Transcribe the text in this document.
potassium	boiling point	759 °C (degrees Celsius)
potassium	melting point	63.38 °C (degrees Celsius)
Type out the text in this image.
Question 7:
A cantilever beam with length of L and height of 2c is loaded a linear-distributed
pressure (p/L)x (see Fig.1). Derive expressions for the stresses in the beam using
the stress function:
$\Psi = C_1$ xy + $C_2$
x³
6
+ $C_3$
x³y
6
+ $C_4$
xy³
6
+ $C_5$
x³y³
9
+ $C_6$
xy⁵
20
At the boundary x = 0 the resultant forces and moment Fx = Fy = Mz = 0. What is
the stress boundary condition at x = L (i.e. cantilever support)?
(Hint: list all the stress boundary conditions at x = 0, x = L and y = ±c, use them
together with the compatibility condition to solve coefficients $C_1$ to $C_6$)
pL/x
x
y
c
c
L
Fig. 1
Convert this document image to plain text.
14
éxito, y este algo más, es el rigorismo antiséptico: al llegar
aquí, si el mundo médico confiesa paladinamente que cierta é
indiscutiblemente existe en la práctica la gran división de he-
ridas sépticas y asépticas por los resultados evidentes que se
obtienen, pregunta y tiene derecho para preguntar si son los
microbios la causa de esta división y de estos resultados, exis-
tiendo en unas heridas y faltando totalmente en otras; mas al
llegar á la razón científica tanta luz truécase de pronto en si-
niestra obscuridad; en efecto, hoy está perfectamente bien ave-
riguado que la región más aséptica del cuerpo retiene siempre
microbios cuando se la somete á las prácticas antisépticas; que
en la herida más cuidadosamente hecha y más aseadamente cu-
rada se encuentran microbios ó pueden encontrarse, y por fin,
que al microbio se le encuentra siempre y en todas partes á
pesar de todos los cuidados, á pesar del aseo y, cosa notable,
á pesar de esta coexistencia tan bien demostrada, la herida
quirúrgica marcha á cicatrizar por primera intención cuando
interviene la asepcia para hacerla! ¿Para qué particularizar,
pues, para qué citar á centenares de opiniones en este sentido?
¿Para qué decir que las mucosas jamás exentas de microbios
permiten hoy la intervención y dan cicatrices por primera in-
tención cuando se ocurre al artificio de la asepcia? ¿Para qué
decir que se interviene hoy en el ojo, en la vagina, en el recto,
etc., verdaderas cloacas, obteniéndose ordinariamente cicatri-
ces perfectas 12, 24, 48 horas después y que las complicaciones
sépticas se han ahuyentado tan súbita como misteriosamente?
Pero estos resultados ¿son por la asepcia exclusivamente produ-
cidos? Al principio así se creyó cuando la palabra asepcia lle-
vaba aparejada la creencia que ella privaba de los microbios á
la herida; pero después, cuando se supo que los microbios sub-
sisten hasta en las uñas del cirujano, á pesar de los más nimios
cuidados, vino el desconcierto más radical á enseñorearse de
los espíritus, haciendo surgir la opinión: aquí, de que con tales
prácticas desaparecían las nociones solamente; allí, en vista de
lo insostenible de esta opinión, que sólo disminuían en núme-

Exercise:
The records above are to be copied in full, exactly as written.

Output for this task:
Transcribe the text in this document.
potassium	boiling point	759 °C (degrees Celsius)
potassium	melting point	63.38 °C (degrees Celsius)
Type out the text in this image.
Question 7:
A cantilever beam with length of L and height of 2c is loaded a linear-distributed
pressure (p/L)x (see Fig.1). Derive expressions for the stresses in the beam using
the stress function:
$\Psi = C_1$ xy + $C_2$
x³
6
+ $C_3$
x³y
6
+ $C_4$
xy³
6
+ $C_5$
x³y³
9
+ $C_6$
xy⁵
20
At the boundary x = 0 the resultant forces and moment Fx = Fy = Mz = 0. What is
the stress boundary condition at x = L (i.e. cantilever support)?
(Hint: list all the stress boundary conditions at x = 0, x = L and y = ±c, use them
together with the compatibility condition to solve coefficients $C_1$ to $C_6$)
pL/x
x
y
c
c
L
Fig. 1
Convert this document image to plain text.
14
éxito, y este algo más, es el rigorismo antiséptico: al llegar
aquí, si el mundo médico confiesa paladinamente que cierta é
indiscutiblemente existe en la práctica la gran división de he-
ridas sépticas y asépticas por los resultados evidentes que se
obtienen, pregunta y tiene derecho para preguntar si son los
microbios la causa de esta división y de estos resultados, exis-
tiendo en unas heridas y faltando totalmente en otras; mas al
llegar á la razón científica tanta luz truécase de pronto en si-
niestra obscuridad; en efecto, hoy está perfectamente bien ave-
riguado que la región más aséptica del cuerpo retiene siempre
microbios cuando se la somete á las prácticas antisépticas; que
en la herida más cuidadosamente hecha y más aseadamente cu-
rada se encuentran microbios ó pueden encontrarse, y por fin,
que al microbio se le encuentra siempre y en todas partes á
pesar de todos los cuidados, á pesar del aseo y, cosa notable,
á pesar de esta coexistencia tan bien demostrada, la herida
quirúrgica marcha á cicatrizar por primera intención cuando
interviene la asepcia para hacerla! ¿Para qué particularizar,
pues, para qué citar á centenares de opiniones en este sentido?
¿Para qué decir que las mucosas jamás exentas de microbios
permiten hoy la intervención y dan cicatrices por primera in-
tención cuando se ocurre al artificio de la asepcia? ¿Para qué
decir que se interviene hoy en el ojo, en la vagina, en el recto,
etc., verdaderas cloacas, obteniéndose ordinariamente cicatri-
ces perfectas 12, 24, 48 horas después y que las complicaciones
sépticas se han ahuyentado tan súbita como misteriosamente?
Pero estos resultados ¿son por la asepcia exclusivamente produ-
cidos? Al principio así se creyó cuando la palabra asepcia lle-
vaba aparejada la creencia que ella privaba de los microbios á
la herida; pero después, cuando se supo que los microbios sub-
sisten hasta en las uñas del cirujano, á pesar de los más nimios
cuidados, vino el desconcierto más radical á enseñorearse de
los espíritus, haciendo surgir la opinión: aquí, de que con tales
prácticas desaparecían las nociones solamente; allí, en vista de
lo insostenible de esta opinión, que sólo disminuían en núme-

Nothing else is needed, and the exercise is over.